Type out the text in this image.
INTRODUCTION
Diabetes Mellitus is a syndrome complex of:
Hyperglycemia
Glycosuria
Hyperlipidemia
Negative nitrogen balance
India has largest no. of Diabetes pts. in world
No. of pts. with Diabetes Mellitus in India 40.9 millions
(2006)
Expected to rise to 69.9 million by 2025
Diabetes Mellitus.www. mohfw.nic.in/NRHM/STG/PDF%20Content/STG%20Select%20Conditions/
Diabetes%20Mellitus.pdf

+-------+

Give the records above again, word for word.

Solved exercise:
Type out the text in this image.
INTRODUCTION
Diabetes Mellitus is a syndrome complex of:
Hyperglycemia
Glycosuria
Hyperlipidemia
Negative nitrogen balance
India has largest no. of Diabetes pts. in world
No. of pts. with Diabetes Mellitus in India 40.9 millions
(2006)
Expected to rise to 69.9 million by 2025
Diabetes Mellitus.www. mohfw.nic.in/NRHM/STG/PDF%20Content/STG%20Select%20Conditions/
Diabetes%20Mellitus.pdf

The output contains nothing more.